_Dataset records_.
* Start *
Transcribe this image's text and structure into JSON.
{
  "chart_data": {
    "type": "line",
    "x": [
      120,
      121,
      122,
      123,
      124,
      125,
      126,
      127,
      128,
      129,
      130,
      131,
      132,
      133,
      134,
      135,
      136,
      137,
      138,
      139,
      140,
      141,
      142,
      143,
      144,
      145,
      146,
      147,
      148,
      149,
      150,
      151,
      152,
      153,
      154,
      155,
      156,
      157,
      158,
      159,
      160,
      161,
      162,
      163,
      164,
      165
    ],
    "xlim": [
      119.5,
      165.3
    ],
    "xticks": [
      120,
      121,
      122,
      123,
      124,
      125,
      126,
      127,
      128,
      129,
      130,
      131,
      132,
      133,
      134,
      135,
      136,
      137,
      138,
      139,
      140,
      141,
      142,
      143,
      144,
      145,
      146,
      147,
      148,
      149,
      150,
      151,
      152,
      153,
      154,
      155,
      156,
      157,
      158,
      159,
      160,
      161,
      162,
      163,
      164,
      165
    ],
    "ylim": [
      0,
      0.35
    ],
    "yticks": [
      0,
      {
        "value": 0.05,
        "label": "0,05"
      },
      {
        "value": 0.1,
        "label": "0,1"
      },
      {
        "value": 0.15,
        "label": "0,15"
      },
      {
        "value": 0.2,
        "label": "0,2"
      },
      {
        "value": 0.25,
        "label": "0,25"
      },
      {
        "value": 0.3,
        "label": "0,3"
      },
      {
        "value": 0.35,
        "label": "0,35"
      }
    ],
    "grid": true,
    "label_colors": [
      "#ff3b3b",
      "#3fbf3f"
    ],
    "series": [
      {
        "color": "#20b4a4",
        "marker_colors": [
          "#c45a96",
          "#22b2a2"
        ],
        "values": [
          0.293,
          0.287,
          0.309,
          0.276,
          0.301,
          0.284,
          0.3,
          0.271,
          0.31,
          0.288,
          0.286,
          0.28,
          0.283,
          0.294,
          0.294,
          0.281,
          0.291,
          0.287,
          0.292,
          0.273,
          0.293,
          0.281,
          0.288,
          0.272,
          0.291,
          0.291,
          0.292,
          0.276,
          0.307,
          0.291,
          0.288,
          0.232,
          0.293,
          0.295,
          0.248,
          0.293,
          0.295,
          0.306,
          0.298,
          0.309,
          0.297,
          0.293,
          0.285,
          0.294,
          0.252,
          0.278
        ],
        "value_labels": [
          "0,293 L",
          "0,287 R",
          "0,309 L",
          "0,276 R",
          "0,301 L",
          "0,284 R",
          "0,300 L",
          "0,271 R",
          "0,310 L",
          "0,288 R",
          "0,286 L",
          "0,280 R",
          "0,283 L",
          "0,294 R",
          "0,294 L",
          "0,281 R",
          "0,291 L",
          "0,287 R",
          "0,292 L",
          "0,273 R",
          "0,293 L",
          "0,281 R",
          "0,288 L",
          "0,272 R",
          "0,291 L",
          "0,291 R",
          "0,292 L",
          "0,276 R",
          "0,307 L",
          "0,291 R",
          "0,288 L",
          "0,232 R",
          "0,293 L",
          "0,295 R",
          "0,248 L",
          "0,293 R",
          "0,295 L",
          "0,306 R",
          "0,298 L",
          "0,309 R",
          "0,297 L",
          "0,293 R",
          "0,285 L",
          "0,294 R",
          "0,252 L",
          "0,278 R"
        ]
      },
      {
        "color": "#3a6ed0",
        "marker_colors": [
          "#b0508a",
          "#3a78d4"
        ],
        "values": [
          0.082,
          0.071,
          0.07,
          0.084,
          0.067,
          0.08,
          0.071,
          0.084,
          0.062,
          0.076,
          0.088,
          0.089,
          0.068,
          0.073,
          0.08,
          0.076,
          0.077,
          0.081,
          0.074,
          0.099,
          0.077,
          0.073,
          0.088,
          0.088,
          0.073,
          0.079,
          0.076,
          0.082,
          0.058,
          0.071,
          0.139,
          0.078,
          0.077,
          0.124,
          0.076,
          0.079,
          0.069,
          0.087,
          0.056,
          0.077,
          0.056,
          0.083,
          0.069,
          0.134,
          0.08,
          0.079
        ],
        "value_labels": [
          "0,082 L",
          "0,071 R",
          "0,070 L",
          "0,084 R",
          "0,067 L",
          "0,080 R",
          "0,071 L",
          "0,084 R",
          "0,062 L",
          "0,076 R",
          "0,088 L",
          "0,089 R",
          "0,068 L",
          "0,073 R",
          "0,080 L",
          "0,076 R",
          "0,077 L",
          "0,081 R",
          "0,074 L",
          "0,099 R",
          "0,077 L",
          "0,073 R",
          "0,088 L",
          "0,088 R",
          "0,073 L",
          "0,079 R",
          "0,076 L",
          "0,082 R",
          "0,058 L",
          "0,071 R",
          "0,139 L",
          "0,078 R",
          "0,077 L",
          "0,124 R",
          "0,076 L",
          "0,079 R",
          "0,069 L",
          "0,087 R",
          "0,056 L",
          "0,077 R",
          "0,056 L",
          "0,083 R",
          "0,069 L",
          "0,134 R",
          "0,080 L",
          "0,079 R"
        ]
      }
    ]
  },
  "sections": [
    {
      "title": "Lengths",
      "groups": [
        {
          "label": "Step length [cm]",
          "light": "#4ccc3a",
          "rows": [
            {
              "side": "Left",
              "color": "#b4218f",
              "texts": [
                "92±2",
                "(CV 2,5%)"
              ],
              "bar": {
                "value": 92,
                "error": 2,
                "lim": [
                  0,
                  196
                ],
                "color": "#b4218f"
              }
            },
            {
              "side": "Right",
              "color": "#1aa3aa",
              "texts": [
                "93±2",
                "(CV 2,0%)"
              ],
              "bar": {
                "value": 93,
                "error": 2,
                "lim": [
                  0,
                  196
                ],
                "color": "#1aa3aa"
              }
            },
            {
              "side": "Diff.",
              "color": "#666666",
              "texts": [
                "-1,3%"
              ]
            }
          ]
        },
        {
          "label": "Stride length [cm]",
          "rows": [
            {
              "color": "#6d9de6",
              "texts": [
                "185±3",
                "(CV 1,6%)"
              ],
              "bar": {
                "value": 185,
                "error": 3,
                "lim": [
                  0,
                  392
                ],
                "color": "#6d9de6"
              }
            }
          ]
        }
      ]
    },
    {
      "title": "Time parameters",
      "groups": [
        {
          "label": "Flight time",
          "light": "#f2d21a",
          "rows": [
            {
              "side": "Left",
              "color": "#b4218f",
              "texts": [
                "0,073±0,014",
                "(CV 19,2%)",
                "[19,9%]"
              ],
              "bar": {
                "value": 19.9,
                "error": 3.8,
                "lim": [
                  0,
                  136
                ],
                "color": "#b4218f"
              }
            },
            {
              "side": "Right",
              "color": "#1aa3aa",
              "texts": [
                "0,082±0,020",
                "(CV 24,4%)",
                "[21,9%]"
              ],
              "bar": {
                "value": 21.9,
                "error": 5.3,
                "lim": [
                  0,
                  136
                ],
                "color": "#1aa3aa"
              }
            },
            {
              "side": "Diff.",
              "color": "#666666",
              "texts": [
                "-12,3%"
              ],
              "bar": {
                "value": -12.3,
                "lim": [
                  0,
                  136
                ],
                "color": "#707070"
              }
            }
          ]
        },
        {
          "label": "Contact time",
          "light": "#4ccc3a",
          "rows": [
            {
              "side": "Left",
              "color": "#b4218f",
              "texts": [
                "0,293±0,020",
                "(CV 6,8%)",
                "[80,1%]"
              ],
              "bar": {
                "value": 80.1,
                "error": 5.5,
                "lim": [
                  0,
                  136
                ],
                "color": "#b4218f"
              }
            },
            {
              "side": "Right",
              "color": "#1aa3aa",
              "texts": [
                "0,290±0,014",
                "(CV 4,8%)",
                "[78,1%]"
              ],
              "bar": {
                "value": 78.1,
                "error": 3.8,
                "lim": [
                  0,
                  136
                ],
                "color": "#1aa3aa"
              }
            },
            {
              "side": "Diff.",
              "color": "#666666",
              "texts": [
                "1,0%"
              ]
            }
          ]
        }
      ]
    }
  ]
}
* End *
* Start *
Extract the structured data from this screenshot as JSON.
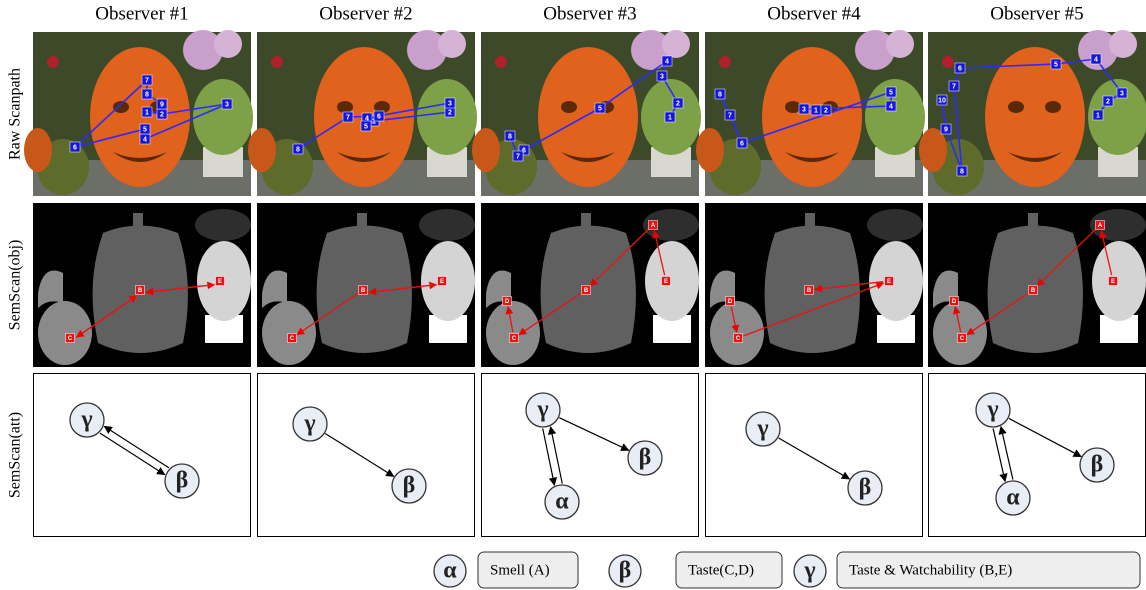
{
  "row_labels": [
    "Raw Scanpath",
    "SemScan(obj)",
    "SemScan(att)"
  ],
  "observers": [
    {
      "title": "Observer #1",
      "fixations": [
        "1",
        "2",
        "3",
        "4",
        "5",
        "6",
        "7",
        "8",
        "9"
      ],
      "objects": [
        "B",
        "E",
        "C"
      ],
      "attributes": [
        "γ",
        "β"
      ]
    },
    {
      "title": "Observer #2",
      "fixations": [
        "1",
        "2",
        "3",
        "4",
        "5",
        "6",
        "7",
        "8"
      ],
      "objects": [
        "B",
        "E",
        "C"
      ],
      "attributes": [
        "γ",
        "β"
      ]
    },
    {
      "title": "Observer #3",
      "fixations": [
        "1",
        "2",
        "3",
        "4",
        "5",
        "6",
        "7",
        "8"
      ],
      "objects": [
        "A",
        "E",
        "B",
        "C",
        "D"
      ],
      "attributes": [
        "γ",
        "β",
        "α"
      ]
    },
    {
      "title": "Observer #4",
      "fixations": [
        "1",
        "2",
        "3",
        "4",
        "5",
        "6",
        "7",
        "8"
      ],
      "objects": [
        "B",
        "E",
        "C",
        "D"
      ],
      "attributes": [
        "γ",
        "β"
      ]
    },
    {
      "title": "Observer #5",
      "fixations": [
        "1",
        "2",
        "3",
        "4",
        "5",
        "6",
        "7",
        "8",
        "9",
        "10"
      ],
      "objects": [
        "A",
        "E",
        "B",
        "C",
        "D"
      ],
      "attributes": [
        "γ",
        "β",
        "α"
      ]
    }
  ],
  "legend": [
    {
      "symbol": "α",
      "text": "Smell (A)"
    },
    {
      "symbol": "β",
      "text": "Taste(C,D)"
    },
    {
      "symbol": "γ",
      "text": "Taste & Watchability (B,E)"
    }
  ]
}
* End *
* Start *
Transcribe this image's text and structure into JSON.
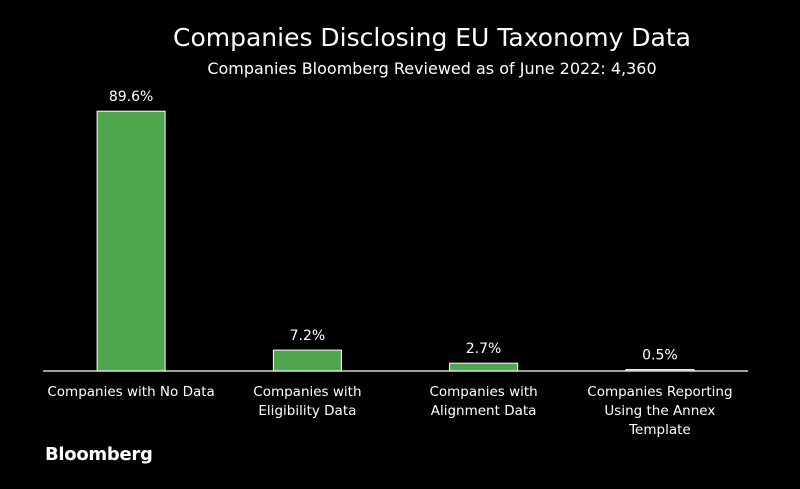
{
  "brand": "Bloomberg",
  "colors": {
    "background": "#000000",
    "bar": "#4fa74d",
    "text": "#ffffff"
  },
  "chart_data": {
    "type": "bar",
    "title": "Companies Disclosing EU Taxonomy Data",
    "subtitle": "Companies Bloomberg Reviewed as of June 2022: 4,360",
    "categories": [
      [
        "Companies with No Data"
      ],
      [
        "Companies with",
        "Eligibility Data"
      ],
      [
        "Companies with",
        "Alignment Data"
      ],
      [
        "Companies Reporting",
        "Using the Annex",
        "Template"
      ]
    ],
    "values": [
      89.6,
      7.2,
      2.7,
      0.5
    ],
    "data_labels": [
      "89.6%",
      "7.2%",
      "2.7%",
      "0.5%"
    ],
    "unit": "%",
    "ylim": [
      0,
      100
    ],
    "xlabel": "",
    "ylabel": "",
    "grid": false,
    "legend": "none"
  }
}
* End *
_What you should do_. The answer is the number of lines in the preceding material that hold "error"; write that number and nothing else.

_Result for this task_. 7